PROBLEM
Look for the word "осьових" in the entries below, then copy every line that has it.

Stored data entries:
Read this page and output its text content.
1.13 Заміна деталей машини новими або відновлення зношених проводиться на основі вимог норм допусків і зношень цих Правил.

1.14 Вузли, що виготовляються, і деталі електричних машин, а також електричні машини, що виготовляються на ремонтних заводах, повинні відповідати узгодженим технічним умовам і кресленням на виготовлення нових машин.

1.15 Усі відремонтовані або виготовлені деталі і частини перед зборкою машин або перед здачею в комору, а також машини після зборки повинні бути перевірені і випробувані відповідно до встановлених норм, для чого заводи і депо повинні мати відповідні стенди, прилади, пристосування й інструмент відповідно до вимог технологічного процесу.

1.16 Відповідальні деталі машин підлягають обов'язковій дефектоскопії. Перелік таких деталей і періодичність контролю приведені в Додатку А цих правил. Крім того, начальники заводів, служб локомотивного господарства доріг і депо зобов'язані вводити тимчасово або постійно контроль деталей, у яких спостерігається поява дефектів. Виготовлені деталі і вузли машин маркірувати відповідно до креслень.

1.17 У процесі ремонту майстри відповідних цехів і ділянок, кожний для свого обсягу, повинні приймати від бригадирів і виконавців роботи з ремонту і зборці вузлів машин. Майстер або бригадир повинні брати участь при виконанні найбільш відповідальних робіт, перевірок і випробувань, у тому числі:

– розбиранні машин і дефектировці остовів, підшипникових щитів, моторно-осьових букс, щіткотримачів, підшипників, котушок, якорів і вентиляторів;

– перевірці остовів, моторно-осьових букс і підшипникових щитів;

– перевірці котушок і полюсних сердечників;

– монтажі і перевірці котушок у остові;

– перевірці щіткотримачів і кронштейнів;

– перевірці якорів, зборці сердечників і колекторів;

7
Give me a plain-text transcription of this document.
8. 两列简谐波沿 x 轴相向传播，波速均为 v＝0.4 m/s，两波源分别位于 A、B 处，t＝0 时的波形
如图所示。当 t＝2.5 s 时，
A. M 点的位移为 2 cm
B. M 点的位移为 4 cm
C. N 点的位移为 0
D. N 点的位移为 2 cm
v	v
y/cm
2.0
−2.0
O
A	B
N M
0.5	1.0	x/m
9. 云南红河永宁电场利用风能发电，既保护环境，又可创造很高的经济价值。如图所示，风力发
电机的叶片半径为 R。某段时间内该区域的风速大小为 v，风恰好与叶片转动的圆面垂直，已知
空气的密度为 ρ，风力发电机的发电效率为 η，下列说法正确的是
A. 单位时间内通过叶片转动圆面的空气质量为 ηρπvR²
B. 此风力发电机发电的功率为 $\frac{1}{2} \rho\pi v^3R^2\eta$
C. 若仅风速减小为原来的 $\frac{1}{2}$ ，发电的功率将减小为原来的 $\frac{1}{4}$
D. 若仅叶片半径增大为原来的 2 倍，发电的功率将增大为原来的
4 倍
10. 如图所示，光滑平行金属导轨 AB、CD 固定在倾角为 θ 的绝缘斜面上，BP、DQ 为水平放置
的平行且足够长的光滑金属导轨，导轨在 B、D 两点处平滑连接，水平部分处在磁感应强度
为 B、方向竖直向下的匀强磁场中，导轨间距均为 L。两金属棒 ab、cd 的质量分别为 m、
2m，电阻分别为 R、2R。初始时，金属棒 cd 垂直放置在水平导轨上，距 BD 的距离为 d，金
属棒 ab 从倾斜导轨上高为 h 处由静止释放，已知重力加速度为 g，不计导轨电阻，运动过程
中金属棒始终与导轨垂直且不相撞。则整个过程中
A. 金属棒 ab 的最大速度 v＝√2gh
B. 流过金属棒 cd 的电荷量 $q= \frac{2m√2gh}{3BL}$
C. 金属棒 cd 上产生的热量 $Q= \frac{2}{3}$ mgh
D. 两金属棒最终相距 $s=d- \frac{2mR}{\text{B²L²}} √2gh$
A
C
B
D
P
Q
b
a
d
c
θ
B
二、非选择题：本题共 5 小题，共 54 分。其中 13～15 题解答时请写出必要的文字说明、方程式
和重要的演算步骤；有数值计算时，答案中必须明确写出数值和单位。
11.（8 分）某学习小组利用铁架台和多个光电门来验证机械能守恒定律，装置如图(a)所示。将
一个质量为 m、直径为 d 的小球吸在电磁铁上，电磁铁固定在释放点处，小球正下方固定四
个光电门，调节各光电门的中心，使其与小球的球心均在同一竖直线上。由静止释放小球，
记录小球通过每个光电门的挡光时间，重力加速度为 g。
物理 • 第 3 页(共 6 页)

PROBLEM SOLUTION
– розбиранні машин і дефектировці остовів, підшипникових щитів, моторно-осьових букс, щіткотримачів, підшипників, котушок, якорів і вентиляторів;
– перевірці остовів, моторно-осьових букс і підшипникових щитів;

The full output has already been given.